__Short exercise__.
Please write out the complete listing that follows, exactly as it reads.

__Listed entries__.
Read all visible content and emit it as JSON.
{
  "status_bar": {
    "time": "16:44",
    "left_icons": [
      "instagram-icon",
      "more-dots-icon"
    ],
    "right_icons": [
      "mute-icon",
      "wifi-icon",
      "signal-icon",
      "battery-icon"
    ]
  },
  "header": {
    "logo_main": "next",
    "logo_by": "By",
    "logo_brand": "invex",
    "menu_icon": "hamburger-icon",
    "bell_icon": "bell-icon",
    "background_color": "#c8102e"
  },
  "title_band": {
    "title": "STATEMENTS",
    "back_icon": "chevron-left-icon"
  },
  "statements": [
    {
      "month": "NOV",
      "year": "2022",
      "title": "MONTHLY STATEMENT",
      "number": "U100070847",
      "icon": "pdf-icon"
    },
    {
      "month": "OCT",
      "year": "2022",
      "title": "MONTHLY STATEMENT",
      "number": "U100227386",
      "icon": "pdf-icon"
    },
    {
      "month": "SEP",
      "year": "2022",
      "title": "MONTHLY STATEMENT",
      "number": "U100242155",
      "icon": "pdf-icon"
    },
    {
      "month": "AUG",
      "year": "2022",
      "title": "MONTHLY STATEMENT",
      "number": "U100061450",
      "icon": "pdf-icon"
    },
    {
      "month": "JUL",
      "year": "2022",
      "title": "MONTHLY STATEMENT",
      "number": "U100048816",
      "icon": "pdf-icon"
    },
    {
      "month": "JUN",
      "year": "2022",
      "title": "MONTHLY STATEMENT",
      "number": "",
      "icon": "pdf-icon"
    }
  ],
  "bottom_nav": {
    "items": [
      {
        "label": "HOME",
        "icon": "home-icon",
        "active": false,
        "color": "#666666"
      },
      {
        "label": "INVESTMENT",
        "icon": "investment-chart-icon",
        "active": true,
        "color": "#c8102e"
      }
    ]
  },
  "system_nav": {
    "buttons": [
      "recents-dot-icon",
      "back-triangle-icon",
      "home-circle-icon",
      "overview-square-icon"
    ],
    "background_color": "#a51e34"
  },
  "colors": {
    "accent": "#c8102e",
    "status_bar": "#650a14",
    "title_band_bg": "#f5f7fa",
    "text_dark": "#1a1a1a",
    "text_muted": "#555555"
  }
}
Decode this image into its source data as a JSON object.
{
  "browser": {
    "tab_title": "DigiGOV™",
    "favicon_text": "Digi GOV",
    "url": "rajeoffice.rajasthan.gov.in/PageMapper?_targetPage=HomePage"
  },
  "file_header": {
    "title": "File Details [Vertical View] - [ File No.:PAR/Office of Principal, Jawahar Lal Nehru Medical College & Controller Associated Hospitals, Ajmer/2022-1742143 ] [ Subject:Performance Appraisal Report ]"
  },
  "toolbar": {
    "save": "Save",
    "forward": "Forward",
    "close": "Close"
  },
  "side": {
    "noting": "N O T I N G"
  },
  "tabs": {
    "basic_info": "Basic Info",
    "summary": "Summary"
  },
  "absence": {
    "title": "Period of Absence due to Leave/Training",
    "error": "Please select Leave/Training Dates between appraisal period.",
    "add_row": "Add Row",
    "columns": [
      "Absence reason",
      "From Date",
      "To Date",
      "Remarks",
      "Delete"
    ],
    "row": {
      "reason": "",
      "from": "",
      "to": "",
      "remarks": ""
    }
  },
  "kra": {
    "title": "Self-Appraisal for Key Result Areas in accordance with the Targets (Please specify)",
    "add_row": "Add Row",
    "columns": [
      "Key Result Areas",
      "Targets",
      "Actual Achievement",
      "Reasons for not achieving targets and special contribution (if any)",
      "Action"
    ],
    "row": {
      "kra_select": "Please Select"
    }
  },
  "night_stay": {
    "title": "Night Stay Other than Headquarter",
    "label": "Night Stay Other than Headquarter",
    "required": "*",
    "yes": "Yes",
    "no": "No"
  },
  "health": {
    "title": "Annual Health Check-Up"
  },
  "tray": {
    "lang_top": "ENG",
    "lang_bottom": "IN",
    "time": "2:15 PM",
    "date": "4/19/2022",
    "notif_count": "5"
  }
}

__Response__.
Read all visible content and emit it as JSON.
{
  "status_bar": {
    "time": "16:44",
    "left_icons": [
      "instagram-icon",
      "more-dots-icon"
    ],
    "right_icons": [
      "mute-icon",
      "wifi-icon",
      "signal-icon",
      "battery-icon"
    ]
  },
  "header": {
    "logo_main": "next",
    "logo_by": "By",
    "logo_brand": "invex",
    "menu_icon": "hamburger-icon",
    "bell_icon": "bell-icon",
    "background_color": "#c8102e"
  },
  "title_band": {
    "title": "STATEMENTS",
    "back_icon": "chevron-left-icon"
  },
  "statements": [
    {
      "month": "NOV",
      "year": "2022",
      "title": "MONTHLY STATEMENT",
      "number": "U100070847",
      "icon": "pdf-icon"
    },
    {
      "month": "OCT",
      "year": "2022",
      "title": "MONTHLY STATEMENT",
      "number": "U100227386",
      "icon": "pdf-icon"
    },
    {
      "month": "SEP",
      "year": "2022",
      "title": "MONTHLY STATEMENT",
      "number": "U100242155",
      "icon": "pdf-icon"
    },
    {
      "month": "AUG",
      "year": "2022",
      "title": "MONTHLY STATEMENT",
      "number": "U100061450",
      "icon": "pdf-icon"
    },
    {
      "month": "JUL",
      "year": "2022",
      "title": "MONTHLY STATEMENT",
      "number": "U100048816",
      "icon": "pdf-icon"
    },
    {
      "month": "JUN",
      "year": "2022",
      "title": "MONTHLY STATEMENT",
      "number": "",
      "icon": "pdf-icon"
    }
  ],
  "bottom_nav": {
    "items": [
      {
        "label": "HOME",
        "icon": "home-icon",
        "active": false,
        "color": "#666666"
      },
      {
        "label": "INVESTMENT",
        "icon": "investment-chart-icon",
        "active": true,
        "color": "#c8102e"
      }
    ]
  },
  "system_nav": {
    "buttons": [
      "recents-dot-icon",
      "back-triangle-icon",
      "home-circle-icon",
      "overview-square-icon"
    ],
    "background_color": "#a51e34"
  },
  "colors": {
    "accent": "#c8102e",
    "status_bar": "#650a14",
    "title_band_bg": "#f5f7fa",
    "text_dark": "#1a1a1a",
    "text_muted": "#555555"
  }
}
Decode this image into its source data as a JSON object.
{
  "browser": {
    "tab_title": "DigiGOV™",
    "favicon_text": "Digi GOV",
    "url": "rajeoffice.rajasthan.gov.in/PageMapper?_targetPage=HomePage"
  },
  "file_header": {
    "title": "File Details [Vertical View] - [ File No.:PAR/Office of Principal, Jawahar Lal Nehru Medical College & Controller Associated Hospitals, Ajmer/2022-1742143 ] [ Subject:Performance Appraisal Report ]"
  },
  "toolbar": {
    "save": "Save",
    "forward": "Forward",
    "close": "Close"
  },
  "side": {
    "noting": "N O T I N G"
  },
  "tabs": {
    "basic_info": "Basic Info",
    "summary": "Summary"
  },
  "absence": {
    "title": "Period of Absence due to Leave/Training",
    "error": "Please select Leave/Training Dates between appraisal period.",
    "add_row": "Add Row",
    "columns": [
      "Absence reason",
      "From Date",
      "To Date",
      "Remarks",
      "Delete"
    ],
    "row": {
      "reason": "",
      "from": "",
      "to": "",
      "remarks": ""
    }
  },
  "kra": {
    "title": "Self-Appraisal for Key Result Areas in accordance with the Targets (Please specify)",
    "add_row": "Add Row",
    "columns": [
      "Key Result Areas",
      "Targets",
      "Actual Achievement",
      "Reasons for not achieving targets and special contribution (if any)",
      "Action"
    ],
    "row": {
      "kra_select": "Please Select"
    }
  },
  "night_stay": {
    "title": "Night Stay Other than Headquarter",
    "label": "Night Stay Other than Headquarter",
    "required": "*",
    "yes": "Yes",
    "no": "No"
  },
  "health": {
    "title": "Annual Health Check-Up"
  },
  "tray": {
    "lang_top": "ENG",
    "lang_bottom": "IN",
    "time": "2:15 PM",
    "date": "4/19/2022",
    "notif_count": "5"
  }
}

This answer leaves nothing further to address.